┌─ EXCERPTED DATA
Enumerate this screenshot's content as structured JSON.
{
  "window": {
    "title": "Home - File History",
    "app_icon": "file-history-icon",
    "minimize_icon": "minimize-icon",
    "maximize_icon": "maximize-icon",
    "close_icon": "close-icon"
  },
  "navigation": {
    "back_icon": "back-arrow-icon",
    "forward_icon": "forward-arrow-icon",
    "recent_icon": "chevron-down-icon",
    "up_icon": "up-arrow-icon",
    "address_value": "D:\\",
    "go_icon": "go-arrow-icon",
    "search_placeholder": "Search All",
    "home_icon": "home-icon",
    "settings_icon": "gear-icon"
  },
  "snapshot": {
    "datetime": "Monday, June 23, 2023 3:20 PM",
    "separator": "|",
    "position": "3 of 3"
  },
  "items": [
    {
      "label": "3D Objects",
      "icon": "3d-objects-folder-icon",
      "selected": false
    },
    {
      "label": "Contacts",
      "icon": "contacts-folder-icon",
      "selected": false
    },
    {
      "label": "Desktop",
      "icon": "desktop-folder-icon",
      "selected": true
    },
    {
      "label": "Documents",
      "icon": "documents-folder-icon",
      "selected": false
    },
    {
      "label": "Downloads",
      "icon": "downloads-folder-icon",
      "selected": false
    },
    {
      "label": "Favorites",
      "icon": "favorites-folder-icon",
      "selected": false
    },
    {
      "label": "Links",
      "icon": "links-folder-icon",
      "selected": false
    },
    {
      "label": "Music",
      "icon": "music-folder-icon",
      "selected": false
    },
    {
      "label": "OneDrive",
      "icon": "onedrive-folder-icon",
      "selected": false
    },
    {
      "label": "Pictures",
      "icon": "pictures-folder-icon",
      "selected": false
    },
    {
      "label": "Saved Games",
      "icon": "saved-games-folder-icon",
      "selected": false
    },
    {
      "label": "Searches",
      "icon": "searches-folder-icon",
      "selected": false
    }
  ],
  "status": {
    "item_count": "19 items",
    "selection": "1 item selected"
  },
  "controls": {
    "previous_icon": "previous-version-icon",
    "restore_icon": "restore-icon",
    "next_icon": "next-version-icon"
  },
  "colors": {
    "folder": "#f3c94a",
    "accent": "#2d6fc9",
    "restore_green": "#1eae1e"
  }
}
└─
PROBLEM DESCRIPTION:
Output the listing above word for word.

EXPECTED ANSWER:
Enumerate this screenshot's content as structured JSON.
{
  "window": {
    "title": "Home - File History",
    "app_icon": "file-history-icon",
    "minimize_icon": "minimize-icon",
    "maximize_icon": "maximize-icon",
    "close_icon": "close-icon"
  },
  "navigation": {
    "back_icon": "back-arrow-icon",
    "forward_icon": "forward-arrow-icon",
    "recent_icon": "chevron-down-icon",
    "up_icon": "up-arrow-icon",
    "address_value": "D:\\",
    "go_icon": "go-arrow-icon",
    "search_placeholder": "Search All",
    "home_icon": "home-icon",
    "settings_icon": "gear-icon"
  },
  "snapshot": {
    "datetime": "Monday, June 23, 2023 3:20 PM",
    "separator": "|",
    "position": "3 of 3"
  },
  "items": [
    {
      "label": "3D Objects",
      "icon": "3d-objects-folder-icon",
      "selected": false
    },
    {
      "label": "Contacts",
      "icon": "contacts-folder-icon",
      "selected": false
    },
    {
      "label": "Desktop",
      "icon": "desktop-folder-icon",
      "selected": true
    },
    {
      "label": "Documents",
      "icon": "documents-folder-icon",
      "selected": false
    },
    {
      "label": "Downloads",
      "icon": "downloads-folder-icon",
      "selected": false
    },
    {
      "label": "Favorites",
      "icon": "favorites-folder-icon",
      "selected": false
    },
    {
      "label": "Links",
      "icon": "links-folder-icon",
      "selected": false
    },
    {
      "label": "Music",
      "icon": "music-folder-icon",
      "selected": false
    },
    {
      "label": "OneDrive",
      "icon": "onedrive-folder-icon",
      "selected": false
    },
    {
      "label": "Pictures",
      "icon": "pictures-folder-icon",
      "selected": false
    },
    {
      "label": "Saved Games",
      "icon": "saved-games-folder-icon",
      "selected": false
    },
    {
      "label": "Searches",
      "icon": "searches-folder-icon",
      "selected": false
    }
  ],
  "status": {
    "item_count": "19 items",
    "selection": "1 item selected"
  },
  "controls": {
    "previous_icon": "previous-version-icon",
    "restore_icon": "restore-icon",
    "next_icon": "next-version-icon"
  },
  "colors": {
    "folder": "#f3c94a",
    "accent": "#2d6fc9",
    "restore_green": "#1eae1e"
  }
}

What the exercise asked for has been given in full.